→ **Exercise task**:
Count every line of the material that holds the string "SDTVAR". Respond with the total only.

→ **Dataset records**:

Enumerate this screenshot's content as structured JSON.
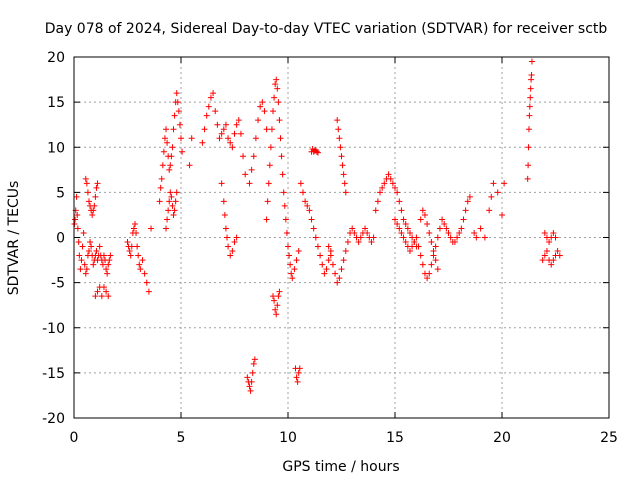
{
  "chart_data": {
    "type": "scatter",
    "title": "Day 078 of 2024, Sidereal Day-to-day VTEC variation (SDTVAR) for receiver sctb",
    "xlabel": "GPS time / hours",
    "ylabel": "SDTVAR / TECUs",
    "xlim": [
      0,
      25
    ],
    "ylim": [
      -20,
      20
    ],
    "xticks": [
      0,
      5,
      10,
      15,
      20,
      25
    ],
    "yticks": [
      -20,
      -15,
      -10,
      -5,
      0,
      5,
      10,
      15,
      20
    ],
    "grid": true,
    "marker": "+",
    "color": "#ff0000",
    "series": [
      {
        "name": "SDTVAR",
        "x": [
          0.02,
          0.05,
          0.08,
          0.12,
          0.15,
          0.18,
          0.22,
          0.25,
          0.3,
          0.35,
          0.4,
          0.45,
          0.5,
          0.55,
          0.6,
          0.65,
          0.7,
          0.75,
          0.8,
          0.85,
          0.9,
          0.95,
          1.0,
          1.05,
          1.1,
          1.15,
          1.2,
          1.25,
          1.3,
          1.35,
          1.4,
          1.45,
          1.5,
          1.55,
          1.6,
          1.65,
          1.7,
          0.55,
          0.6,
          0.65,
          0.7,
          0.75,
          0.8,
          0.85,
          0.9,
          0.95,
          1.0,
          1.05,
          1.1,
          1.0,
          1.1,
          1.2,
          1.3,
          1.4,
          1.5,
          1.6,
          2.5,
          2.55,
          2.6,
          2.65,
          2.7,
          2.75,
          2.8,
          2.85,
          2.9,
          2.95,
          3.0,
          3.05,
          3.1,
          3.2,
          3.3,
          3.4,
          3.5,
          3.6,
          4.0,
          4.05,
          4.1,
          4.15,
          4.2,
          4.25,
          4.3,
          4.35,
          4.4,
          4.45,
          4.5,
          4.55,
          4.6,
          4.65,
          4.7,
          4.75,
          4.8,
          4.85,
          4.9,
          4.95,
          5.0,
          5.05,
          4.3,
          4.35,
          4.4,
          4.45,
          4.5,
          4.55,
          4.6,
          4.65,
          4.7,
          4.75,
          4.8,
          5.4,
          5.5,
          6.0,
          6.1,
          6.2,
          6.3,
          6.4,
          6.5,
          6.6,
          6.7,
          6.8,
          6.9,
          7.0,
          7.1,
          7.2,
          7.3,
          7.4,
          7.5,
          7.6,
          7.7,
          7.8,
          7.9,
          8.0,
          6.9,
          7.0,
          7.05,
          7.1,
          7.15,
          7.2,
          7.3,
          7.4,
          7.5,
          7.6,
          8.2,
          8.3,
          8.4,
          8.5,
          8.6,
          8.7,
          8.8,
          8.9,
          9.0,
          8.1,
          8.15,
          8.2,
          8.25,
          8.3,
          8.35,
          8.4,
          8.45,
          9.0,
          9.05,
          9.1,
          9.15,
          9.2,
          9.25,
          9.3,
          9.35,
          9.4,
          9.45,
          9.5,
          9.55,
          9.6,
          9.65,
          9.7,
          9.75,
          9.8,
          9.85,
          9.9,
          9.95,
          10.0,
          10.05,
          10.1,
          10.15,
          10.2,
          10.3,
          10.4,
          10.5,
          9.3,
          9.35,
          9.4,
          9.45,
          9.5,
          9.55,
          9.6,
          10.35,
          10.4,
          10.45,
          10.5,
          10.55,
          10.6,
          10.7,
          10.8,
          10.9,
          11.0,
          11.1,
          11.2,
          11.3,
          11.4,
          11.5,
          11.6,
          11.7,
          11.8,
          11.9,
          12.0,
          11.1,
          11.15,
          11.2,
          11.25,
          11.3,
          11.35,
          11.4,
          11.9,
          12.0,
          12.1,
          12.2,
          12.3,
          12.4,
          12.5,
          12.6,
          12.7,
          12.8,
          12.9,
          13.0,
          13.1,
          13.2,
          13.3,
          13.4,
          13.5,
          13.6,
          13.7,
          13.8,
          13.9,
          14.0,
          12.3,
          12.35,
          12.4,
          12.45,
          12.5,
          12.55,
          12.6,
          12.65,
          12.7,
          14.1,
          14.2,
          14.3,
          14.4,
          14.5,
          14.6,
          14.7,
          14.8,
          14.9,
          15.0,
          15.1,
          15.2,
          15.3,
          15.4,
          15.5,
          15.6,
          15.7,
          15.8,
          15.9,
          16.0,
          15.0,
          15.1,
          15.2,
          15.3,
          15.4,
          15.5,
          15.6,
          15.7,
          15.8,
          15.9,
          16.0,
          16.1,
          16.2,
          16.3,
          16.4,
          16.5,
          16.6,
          16.7,
          16.8,
          16.9,
          17.0,
          17.1,
          17.2,
          17.3,
          17.4,
          17.5,
          17.6,
          17.7,
          17.8,
          17.9,
          18.0,
          18.1,
          18.2,
          18.3,
          18.4,
          18.5,
          16.2,
          16.3,
          16.4,
          16.5,
          16.6,
          16.7,
          16.8,
          16.9,
          17.0,
          18.7,
          18.8,
          19.0,
          19.2,
          19.4,
          19.5,
          19.6,
          19.8,
          20.0,
          20.1,
          21.2,
          21.22,
          21.24,
          21.26,
          21.28,
          21.3,
          21.32,
          21.34,
          21.36,
          21.38,
          21.4,
          21.9,
          22.0,
          22.1,
          22.2,
          22.3,
          22.4,
          22.5,
          22.6,
          22.7,
          22.0,
          22.1,
          22.2,
          22.3,
          22.4,
          22.5
        ],
        "y": [
          1.5,
          2.0,
          3.0,
          4.5,
          2.5,
          1.0,
          -0.5,
          -2.0,
          -3.5,
          -2.5,
          -1.0,
          0.5,
          -3.0,
          -4.0,
          -3.5,
          -2.0,
          -1.5,
          -0.5,
          -1.0,
          -2.0,
          -3.0,
          -2.5,
          -2.0,
          -1.5,
          -2.5,
          -2.0,
          -1.0,
          -2.0,
          -2.5,
          -3.0,
          -2.0,
          -2.5,
          -3.5,
          -4.0,
          -3.0,
          -2.5,
          -2.0,
          6.5,
          6.0,
          5.0,
          4.0,
          3.5,
          3.0,
          2.5,
          3.0,
          3.5,
          4.5,
          5.5,
          6.0,
          -6.5,
          -6.0,
          -5.5,
          -6.5,
          -5.5,
          -6.0,
          -6.5,
          -0.5,
          -1.0,
          -1.5,
          -2.0,
          -1.0,
          0.5,
          1.0,
          1.5,
          0.5,
          -1.0,
          -2.0,
          -3.0,
          -3.5,
          -2.5,
          -4.0,
          -5.0,
          -6.0,
          1.0,
          4.0,
          5.5,
          6.5,
          8.0,
          9.5,
          11.0,
          12.0,
          10.5,
          9.0,
          7.5,
          8.0,
          9.0,
          10.0,
          12.0,
          13.5,
          15.0,
          16.0,
          15.0,
          14.0,
          12.5,
          11.0,
          9.5,
          1.0,
          2.0,
          3.0,
          4.0,
          5.0,
          4.5,
          3.5,
          2.5,
          3.0,
          4.0,
          5.0,
          8.0,
          11.0,
          10.5,
          12.0,
          13.5,
          14.5,
          15.5,
          16.0,
          14.0,
          12.5,
          11.0,
          11.5,
          12.0,
          12.5,
          11.0,
          10.5,
          10.0,
          11.5,
          12.5,
          13.0,
          11.5,
          9.0,
          7.0,
          6.0,
          4.0,
          2.5,
          1.0,
          0.0,
          -1.0,
          -2.0,
          -1.5,
          -0.5,
          0.0,
          6.0,
          7.5,
          9.0,
          11.0,
          13.0,
          14.5,
          15.0,
          14.0,
          12.0,
          -15.5,
          -16.0,
          -16.5,
          -17.0,
          -16.0,
          -15.0,
          -14.0,
          -13.5,
          2.0,
          4.0,
          6.0,
          8.0,
          10.0,
          12.0,
          14.0,
          15.5,
          17.0,
          17.5,
          16.5,
          15.0,
          13.0,
          11.0,
          9.0,
          7.0,
          5.0,
          3.5,
          2.0,
          0.5,
          -1.0,
          -2.0,
          -3.0,
          -4.0,
          -4.5,
          -3.5,
          -2.5,
          -1.5,
          -6.5,
          -7.0,
          -8.0,
          -8.5,
          -7.5,
          -6.5,
          -6.0,
          -14.5,
          -15.5,
          -16.0,
          -15.0,
          -14.5,
          6.0,
          5.0,
          4.0,
          3.5,
          3.0,
          2.0,
          1.0,
          0.0,
          -1.0,
          -2.0,
          -3.0,
          -4.0,
          -3.5,
          -2.5,
          -1.5,
          9.5,
          9.8,
          9.5,
          9.6,
          9.7,
          9.5,
          9.4,
          -1.0,
          -2.0,
          -3.0,
          -4.0,
          -5.0,
          -4.5,
          -3.5,
          -2.5,
          -1.5,
          -0.5,
          0.5,
          1.0,
          0.5,
          0.0,
          -0.5,
          0.0,
          0.5,
          1.0,
          0.5,
          0.0,
          -0.5,
          0.0,
          13.0,
          12.0,
          11.0,
          10.0,
          9.0,
          8.0,
          7.0,
          6.0,
          5.0,
          3.0,
          4.0,
          5.0,
          5.5,
          6.0,
          6.5,
          7.0,
          6.5,
          6.0,
          5.5,
          5.0,
          4.0,
          3.0,
          2.0,
          1.5,
          1.0,
          0.5,
          0.0,
          -0.5,
          -1.0,
          2.0,
          1.5,
          1.0,
          0.5,
          0.0,
          -0.5,
          -1.0,
          -1.5,
          -1.0,
          -0.5,
          0.0,
          -1.0,
          -2.0,
          -3.0,
          -4.0,
          -4.5,
          -4.0,
          -3.0,
          -2.0,
          -1.0,
          0.0,
          1.0,
          2.0,
          1.5,
          1.0,
          0.5,
          0.0,
          -0.5,
          -0.5,
          0.0,
          0.5,
          1.0,
          2.0,
          3.0,
          4.0,
          4.5,
          2.0,
          3.0,
          2.5,
          1.5,
          0.5,
          -0.5,
          -1.5,
          -2.5,
          -3.5,
          0.5,
          0.0,
          1.0,
          0.0,
          3.0,
          4.5,
          6.0,
          5.0,
          2.5,
          6.0,
          6.5,
          8.0,
          10.0,
          12.0,
          13.5,
          14.5,
          15.5,
          16.5,
          17.5,
          18.0,
          19.5,
          -2.5,
          -2.0,
          -1.5,
          -2.5,
          -3.0,
          -2.5,
          -2.0,
          -1.5,
          -2.0,
          0.5,
          0.0,
          -0.5,
          0.0,
          0.5,
          0.0
        ]
      }
    ]
  }
}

→ **Complete output**:
3